## WRITTEN EXERCISE
Can all of these lines be returned exactly?

## INPUT

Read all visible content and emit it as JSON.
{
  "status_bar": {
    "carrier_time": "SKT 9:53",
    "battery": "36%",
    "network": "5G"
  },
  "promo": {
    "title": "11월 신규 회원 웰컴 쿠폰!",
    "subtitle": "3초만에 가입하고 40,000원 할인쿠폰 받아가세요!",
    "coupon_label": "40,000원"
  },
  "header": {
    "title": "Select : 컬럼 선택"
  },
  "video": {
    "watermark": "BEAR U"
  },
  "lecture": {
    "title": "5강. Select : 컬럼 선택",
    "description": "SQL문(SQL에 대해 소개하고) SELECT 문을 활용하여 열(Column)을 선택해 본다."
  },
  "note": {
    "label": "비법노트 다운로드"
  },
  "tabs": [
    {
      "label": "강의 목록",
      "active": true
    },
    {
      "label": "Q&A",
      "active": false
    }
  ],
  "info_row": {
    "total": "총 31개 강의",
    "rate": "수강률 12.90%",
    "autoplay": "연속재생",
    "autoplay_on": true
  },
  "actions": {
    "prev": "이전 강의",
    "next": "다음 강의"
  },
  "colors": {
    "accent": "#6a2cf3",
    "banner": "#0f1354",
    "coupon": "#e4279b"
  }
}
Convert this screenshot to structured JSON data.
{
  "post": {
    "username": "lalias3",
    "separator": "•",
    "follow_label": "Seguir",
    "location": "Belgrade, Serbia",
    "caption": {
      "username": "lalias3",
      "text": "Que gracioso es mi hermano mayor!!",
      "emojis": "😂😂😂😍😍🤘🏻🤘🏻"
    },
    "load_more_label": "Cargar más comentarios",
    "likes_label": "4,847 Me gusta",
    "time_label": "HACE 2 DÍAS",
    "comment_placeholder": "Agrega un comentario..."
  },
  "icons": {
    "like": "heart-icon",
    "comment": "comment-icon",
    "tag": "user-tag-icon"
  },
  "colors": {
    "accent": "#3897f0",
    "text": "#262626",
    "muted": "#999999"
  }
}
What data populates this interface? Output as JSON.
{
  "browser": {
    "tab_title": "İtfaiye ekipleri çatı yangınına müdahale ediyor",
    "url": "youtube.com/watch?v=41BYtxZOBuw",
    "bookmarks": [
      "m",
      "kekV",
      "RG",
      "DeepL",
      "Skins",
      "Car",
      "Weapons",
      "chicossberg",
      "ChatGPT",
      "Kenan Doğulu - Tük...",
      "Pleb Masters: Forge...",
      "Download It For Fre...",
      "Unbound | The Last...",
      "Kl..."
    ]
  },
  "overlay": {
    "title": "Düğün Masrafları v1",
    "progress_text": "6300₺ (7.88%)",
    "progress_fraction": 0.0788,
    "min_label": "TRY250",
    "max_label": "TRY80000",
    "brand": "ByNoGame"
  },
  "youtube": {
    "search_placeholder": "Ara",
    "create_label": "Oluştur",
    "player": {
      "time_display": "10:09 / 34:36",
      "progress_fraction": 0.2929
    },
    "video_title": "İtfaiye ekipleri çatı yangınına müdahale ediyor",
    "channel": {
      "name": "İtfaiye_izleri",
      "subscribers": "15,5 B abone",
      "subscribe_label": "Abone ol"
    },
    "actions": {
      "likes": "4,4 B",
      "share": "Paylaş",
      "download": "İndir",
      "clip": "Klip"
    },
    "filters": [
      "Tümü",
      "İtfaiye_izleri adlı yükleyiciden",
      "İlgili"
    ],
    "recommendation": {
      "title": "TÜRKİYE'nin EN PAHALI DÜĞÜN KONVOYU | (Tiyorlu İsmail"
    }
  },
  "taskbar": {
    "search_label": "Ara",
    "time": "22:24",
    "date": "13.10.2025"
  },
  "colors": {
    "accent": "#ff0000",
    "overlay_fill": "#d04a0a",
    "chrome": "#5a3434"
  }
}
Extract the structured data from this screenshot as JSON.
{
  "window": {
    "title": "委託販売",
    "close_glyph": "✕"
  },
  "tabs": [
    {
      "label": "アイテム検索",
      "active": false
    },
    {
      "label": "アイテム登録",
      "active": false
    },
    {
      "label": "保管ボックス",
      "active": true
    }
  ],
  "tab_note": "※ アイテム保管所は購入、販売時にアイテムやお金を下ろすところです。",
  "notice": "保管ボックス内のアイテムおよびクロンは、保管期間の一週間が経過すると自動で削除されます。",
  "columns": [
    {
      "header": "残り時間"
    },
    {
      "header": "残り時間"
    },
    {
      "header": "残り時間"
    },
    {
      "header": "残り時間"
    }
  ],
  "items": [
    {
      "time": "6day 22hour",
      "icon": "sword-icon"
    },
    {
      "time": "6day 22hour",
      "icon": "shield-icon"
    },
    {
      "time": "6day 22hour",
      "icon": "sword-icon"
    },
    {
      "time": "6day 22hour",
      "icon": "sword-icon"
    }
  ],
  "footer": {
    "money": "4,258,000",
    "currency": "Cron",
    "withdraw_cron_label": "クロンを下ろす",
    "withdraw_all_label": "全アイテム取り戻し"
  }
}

## OUTPUT BELOW
Read all visible content and emit it as JSON.
{
  "status_bar": {
    "carrier_time": "SKT 9:53",
    "battery": "36%",
    "network": "5G"
  },
  "promo": {
    "title": "11월 신규 회원 웰컴 쿠폰!",
    "subtitle": "3초만에 가입하고 40,000원 할인쿠폰 받아가세요!",
    "coupon_label": "40,000원"
  },
  "header": {
    "title": "Select : 컬럼 선택"
  },
  "video": {
    "watermark": "BEAR U"
  },
  "lecture": {
    "title": "5강. Select : 컬럼 선택",
    "description": "SQL문(SQL에 대해 소개하고) SELECT 문을 활용하여 열(Column)을 선택해 본다."
  },
  "note": {
    "label": "비법노트 다운로드"
  },
  "tabs": [
    {
      "label": "강의 목록",
      "active": true
    },
    {
      "label": "Q&A",
      "active": false
    }
  ],
  "info_row": {
    "total": "총 31개 강의",
    "rate": "수강률 12.90%",
    "autoplay": "연속재생",
    "autoplay_on": true
  },
  "actions": {
    "prev": "이전 강의",
    "next": "다음 강의"
  },
  "colors": {
    "accent": "#6a2cf3",
    "banner": "#0f1354",
    "coupon": "#e4279b"
  }
}
Convert this screenshot to structured JSON data.
{
  "post": {
    "username": "lalias3",
    "separator": "•",
    "follow_label": "Seguir",
    "location": "Belgrade, Serbia",
    "caption": {
      "username": "lalias3",
      "text": "Que gracioso es mi hermano mayor!!",
      "emojis": "😂😂😂😍😍🤘🏻🤘🏻"
    },
    "load_more_label": "Cargar más comentarios",
    "likes_label": "4,847 Me gusta",
    "time_label": "HACE 2 DÍAS",
    "comment_placeholder": "Agrega un comentario..."
  },
  "icons": {
    "like": "heart-icon",
    "comment": "comment-icon",
    "tag": "user-tag-icon"
  },
  "colors": {
    "accent": "#3897f0",
    "text": "#262626",
    "muted": "#999999"
  }
}
What data populates this interface? Output as JSON.
{
  "browser": {
    "tab_title": "İtfaiye ekipleri çatı yangınına müdahale ediyor",
    "url": "youtube.com/watch?v=41BYtxZOBuw",
    "bookmarks": [
      "m",
      "kekV",
      "RG",
      "DeepL",
      "Skins",
      "Car",
      "Weapons",
      "chicossberg",
      "ChatGPT",
      "Kenan Doğulu - Tük...",
      "Pleb Masters: Forge...",
      "Download It For Fre...",
      "Unbound | The Last...",
      "Kl..."
    ]
  },
  "overlay": {
    "title": "Düğün Masrafları v1",
    "progress_text": "6300₺ (7.88%)",
    "progress_fraction": 0.0788,
    "min_label": "TRY250",
    "max_label": "TRY80000",
    "brand": "ByNoGame"
  },
  "youtube": {
    "search_placeholder": "Ara",
    "create_label": "Oluştur",
    "player": {
      "time_display": "10:09 / 34:36",
      "progress_fraction": 0.2929
    },
    "video_title": "İtfaiye ekipleri çatı yangınına müdahale ediyor",
    "channel": {
      "name": "İtfaiye_izleri",
      "subscribers": "15,5 B abone",
      "subscribe_label": "Abone ol"
    },
    "actions": {
      "likes": "4,4 B",
      "share": "Paylaş",
      "download": "İndir",
      "clip": "Klip"
    },
    "filters": [
      "Tümü",
      "İtfaiye_izleri adlı yükleyiciden",
      "İlgili"
    ],
    "recommendation": {
      "title": "TÜRKİYE'nin EN PAHALI DÜĞÜN KONVOYU | (Tiyorlu İsmail"
    }
  },
  "taskbar": {
    "search_label": "Ara",
    "time": "22:24",
    "date": "13.10.2025"
  },
  "colors": {
    "accent": "#ff0000",
    "overlay_fill": "#d04a0a",
    "chrome": "#5a3434"
  }
}
Extract the structured data from this screenshot as JSON.
{
  "window": {
    "title": "委託販売",
    "close_glyph": "✕"
  },
  "tabs": [
    {
      "label": "アイテム検索",
      "active": false
    },
    {
      "label": "アイテム登録",
      "active": false
    },
    {
      "label": "保管ボックス",
      "active": true
    }
  ],
  "tab_note": "※ アイテム保管所は購入、販売時にアイテムやお金を下ろすところです。",
  "notice": "保管ボックス内のアイテムおよびクロンは、保管期間の一週間が経過すると自動で削除されます。",
  "columns": [
    {
      "header": "残り時間"
    },
    {
      "header": "残り時間"
    },
    {
      "header": "残り時間"
    },
    {
      "header": "残り時間"
    }
  ],
  "items": [
    {
      "time": "6day 22hour",
      "icon": "sword-icon"
    },
    {
      "time": "6day 22hour",
      "icon": "shield-icon"
    },
    {
      "time": "6day 22hour",
      "icon": "sword-icon"
    },
    {
      "time": "6day 22hour",
      "icon": "sword-icon"
    }
  ],
  "footer": {
    "money": "4,258,000",
    "currency": "Cron",
    "withdraw_cron_label": "クロンを下ろす",
    "withdraw_all_label": "全アイテム取り戻し"
  }
}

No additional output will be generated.